Data entries:

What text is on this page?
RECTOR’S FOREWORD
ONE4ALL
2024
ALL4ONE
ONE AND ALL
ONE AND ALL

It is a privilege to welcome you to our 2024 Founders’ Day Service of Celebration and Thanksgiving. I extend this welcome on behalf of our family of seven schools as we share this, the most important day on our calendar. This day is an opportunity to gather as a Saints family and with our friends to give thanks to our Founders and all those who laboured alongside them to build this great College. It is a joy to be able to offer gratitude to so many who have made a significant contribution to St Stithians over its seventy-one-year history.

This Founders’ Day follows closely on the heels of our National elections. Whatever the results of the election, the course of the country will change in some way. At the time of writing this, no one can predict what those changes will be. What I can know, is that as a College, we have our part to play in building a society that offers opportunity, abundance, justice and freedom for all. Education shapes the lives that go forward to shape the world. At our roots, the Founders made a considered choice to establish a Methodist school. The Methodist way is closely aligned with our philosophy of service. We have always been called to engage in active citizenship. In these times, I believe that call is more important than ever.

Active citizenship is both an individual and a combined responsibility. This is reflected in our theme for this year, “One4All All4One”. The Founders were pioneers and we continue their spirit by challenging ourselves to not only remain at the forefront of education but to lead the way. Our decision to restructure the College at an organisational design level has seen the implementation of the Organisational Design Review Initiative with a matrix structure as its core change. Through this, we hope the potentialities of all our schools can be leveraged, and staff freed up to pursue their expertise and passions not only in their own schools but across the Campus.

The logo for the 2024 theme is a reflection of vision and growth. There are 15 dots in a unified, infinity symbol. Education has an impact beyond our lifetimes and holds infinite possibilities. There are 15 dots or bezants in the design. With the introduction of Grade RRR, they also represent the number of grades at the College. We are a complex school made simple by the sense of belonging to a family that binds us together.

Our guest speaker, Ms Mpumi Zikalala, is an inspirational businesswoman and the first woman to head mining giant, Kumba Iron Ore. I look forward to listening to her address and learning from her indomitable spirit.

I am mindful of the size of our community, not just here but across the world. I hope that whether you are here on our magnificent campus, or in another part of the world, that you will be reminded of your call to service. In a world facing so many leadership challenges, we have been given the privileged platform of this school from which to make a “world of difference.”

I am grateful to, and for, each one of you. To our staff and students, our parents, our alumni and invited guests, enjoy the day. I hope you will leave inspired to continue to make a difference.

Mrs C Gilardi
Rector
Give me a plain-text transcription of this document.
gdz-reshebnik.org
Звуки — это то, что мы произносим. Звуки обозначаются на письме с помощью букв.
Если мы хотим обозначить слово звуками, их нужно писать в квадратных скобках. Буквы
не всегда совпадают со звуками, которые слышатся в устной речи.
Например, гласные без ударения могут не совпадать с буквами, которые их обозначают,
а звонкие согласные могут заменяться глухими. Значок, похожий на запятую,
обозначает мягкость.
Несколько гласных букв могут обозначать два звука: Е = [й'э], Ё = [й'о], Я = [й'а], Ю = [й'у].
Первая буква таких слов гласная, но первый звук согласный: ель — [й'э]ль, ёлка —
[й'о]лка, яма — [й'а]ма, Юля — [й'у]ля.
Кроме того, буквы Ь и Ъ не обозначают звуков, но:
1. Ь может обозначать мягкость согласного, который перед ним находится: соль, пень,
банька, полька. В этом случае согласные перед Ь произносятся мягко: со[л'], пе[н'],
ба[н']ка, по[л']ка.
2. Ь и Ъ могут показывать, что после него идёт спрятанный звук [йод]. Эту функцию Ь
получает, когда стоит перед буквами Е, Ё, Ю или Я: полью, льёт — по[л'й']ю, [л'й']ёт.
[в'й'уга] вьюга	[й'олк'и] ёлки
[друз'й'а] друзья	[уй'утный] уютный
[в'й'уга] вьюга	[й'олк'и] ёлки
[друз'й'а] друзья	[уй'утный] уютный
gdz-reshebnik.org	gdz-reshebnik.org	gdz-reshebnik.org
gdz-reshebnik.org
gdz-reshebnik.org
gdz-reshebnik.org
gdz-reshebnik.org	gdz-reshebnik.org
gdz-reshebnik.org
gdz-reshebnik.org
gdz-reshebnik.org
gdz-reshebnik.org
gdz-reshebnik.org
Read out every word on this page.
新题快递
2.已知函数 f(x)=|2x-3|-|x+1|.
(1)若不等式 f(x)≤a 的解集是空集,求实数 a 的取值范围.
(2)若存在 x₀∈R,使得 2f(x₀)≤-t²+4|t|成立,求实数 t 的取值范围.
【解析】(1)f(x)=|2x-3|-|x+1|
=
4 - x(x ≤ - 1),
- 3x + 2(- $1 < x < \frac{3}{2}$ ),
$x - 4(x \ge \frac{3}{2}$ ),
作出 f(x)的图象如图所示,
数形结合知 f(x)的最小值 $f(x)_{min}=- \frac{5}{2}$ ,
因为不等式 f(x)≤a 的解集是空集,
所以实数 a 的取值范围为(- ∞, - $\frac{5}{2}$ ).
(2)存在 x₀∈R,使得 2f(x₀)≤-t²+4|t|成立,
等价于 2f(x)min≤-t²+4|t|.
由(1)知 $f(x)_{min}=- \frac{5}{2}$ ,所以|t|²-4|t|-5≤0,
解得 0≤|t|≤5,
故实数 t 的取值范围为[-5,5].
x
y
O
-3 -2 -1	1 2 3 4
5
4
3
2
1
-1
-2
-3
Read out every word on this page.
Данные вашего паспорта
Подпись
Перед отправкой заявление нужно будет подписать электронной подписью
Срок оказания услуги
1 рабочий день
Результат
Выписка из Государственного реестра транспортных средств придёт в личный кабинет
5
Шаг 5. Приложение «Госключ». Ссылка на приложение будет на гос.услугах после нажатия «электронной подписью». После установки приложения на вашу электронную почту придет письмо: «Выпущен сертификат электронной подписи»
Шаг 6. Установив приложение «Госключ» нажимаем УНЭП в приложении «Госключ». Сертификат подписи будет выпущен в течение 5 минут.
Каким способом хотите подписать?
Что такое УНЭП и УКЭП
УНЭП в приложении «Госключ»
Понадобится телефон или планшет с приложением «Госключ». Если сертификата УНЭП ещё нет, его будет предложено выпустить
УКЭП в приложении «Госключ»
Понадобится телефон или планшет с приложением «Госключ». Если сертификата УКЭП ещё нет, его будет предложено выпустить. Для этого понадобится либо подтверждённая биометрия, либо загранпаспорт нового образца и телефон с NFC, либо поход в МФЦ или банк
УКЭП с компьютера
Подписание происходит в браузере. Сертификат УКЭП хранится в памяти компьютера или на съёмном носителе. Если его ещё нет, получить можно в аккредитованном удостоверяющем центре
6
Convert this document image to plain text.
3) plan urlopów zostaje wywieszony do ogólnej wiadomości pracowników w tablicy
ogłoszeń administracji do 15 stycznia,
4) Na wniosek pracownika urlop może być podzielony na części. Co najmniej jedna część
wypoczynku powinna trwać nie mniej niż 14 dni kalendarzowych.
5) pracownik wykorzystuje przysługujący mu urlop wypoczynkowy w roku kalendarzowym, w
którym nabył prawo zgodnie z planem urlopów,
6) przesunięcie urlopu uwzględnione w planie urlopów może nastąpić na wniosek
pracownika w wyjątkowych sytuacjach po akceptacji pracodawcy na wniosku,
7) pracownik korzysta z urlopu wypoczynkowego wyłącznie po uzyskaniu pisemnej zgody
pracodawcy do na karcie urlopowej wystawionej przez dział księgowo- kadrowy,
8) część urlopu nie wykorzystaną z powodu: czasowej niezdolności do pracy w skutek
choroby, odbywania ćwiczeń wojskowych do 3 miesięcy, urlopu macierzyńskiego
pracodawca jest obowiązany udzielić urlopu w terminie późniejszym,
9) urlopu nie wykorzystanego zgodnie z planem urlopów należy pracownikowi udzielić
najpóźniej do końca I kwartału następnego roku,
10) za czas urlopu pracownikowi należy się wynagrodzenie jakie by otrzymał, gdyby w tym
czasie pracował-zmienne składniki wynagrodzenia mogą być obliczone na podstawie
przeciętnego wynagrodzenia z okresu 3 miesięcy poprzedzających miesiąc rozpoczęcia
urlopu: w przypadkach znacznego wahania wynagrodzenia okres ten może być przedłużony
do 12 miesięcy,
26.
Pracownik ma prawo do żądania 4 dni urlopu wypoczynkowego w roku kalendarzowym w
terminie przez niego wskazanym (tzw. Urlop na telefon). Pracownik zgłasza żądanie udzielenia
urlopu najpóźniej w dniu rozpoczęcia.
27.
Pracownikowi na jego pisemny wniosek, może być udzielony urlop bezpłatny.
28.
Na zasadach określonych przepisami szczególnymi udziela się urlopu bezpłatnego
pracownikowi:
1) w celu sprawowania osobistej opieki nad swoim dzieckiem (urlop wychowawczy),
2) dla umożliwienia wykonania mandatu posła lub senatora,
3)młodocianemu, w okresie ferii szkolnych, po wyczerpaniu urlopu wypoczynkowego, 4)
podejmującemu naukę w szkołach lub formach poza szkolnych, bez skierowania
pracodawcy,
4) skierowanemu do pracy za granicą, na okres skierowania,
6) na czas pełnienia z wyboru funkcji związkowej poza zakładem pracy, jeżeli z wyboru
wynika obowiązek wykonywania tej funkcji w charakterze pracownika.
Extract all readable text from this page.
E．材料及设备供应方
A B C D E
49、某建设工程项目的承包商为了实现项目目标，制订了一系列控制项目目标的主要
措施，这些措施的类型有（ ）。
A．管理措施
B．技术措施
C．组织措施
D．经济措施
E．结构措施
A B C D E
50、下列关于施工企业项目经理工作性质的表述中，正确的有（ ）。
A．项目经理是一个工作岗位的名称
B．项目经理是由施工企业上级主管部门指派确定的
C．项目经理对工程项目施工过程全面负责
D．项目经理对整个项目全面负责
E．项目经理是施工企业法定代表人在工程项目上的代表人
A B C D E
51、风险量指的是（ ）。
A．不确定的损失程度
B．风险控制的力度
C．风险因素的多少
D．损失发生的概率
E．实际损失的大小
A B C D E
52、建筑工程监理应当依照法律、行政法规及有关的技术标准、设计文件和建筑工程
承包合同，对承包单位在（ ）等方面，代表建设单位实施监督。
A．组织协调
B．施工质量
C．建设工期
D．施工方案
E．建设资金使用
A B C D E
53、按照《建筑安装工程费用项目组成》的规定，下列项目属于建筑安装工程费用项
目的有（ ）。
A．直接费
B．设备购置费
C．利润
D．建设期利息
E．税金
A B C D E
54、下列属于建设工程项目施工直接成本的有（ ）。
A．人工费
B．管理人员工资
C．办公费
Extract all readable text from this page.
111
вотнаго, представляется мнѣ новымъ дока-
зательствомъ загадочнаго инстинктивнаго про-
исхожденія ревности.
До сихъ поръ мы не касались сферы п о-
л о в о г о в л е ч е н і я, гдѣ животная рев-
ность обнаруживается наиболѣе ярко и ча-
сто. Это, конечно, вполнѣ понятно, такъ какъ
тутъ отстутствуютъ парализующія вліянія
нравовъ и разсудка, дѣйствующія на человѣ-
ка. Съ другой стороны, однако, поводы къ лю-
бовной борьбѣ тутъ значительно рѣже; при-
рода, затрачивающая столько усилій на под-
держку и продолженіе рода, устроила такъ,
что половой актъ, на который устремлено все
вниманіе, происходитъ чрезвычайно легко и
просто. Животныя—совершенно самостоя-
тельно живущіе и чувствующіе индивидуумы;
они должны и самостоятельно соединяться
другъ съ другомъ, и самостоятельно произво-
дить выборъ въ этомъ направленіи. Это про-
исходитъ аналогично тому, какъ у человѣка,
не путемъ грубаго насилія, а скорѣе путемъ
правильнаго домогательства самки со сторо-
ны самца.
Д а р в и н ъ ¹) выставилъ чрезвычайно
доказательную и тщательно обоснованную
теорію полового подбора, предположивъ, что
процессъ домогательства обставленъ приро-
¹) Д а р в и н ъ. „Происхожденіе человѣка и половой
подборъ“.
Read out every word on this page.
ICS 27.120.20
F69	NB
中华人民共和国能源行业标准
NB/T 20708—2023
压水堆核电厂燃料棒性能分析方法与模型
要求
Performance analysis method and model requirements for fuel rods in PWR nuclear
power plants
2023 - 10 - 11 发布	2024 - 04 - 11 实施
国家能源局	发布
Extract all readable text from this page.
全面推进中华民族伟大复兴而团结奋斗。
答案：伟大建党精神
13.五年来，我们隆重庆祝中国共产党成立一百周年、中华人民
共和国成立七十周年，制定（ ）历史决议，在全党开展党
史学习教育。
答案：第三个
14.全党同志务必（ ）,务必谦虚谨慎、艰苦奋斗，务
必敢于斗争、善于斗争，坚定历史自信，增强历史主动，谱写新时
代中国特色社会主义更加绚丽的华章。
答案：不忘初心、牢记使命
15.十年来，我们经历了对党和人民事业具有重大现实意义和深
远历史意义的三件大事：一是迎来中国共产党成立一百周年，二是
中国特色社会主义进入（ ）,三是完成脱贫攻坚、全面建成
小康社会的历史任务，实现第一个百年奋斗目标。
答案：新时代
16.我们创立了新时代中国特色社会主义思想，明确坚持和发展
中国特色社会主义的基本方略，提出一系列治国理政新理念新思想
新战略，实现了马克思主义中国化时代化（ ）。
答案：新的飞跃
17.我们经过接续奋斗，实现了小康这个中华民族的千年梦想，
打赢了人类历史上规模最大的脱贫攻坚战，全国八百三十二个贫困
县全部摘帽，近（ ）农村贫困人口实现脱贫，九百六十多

• Task to complete
List each line of the records that holds the string "przez".

• Problem solution
pracodawcy do na karcie urlopowej wystawionej przez dział księgowo- kadrowy,
terminie przez niego wskazanym (tzw. Urlop na telefon). Pracownik zgłasza żądanie udzielenia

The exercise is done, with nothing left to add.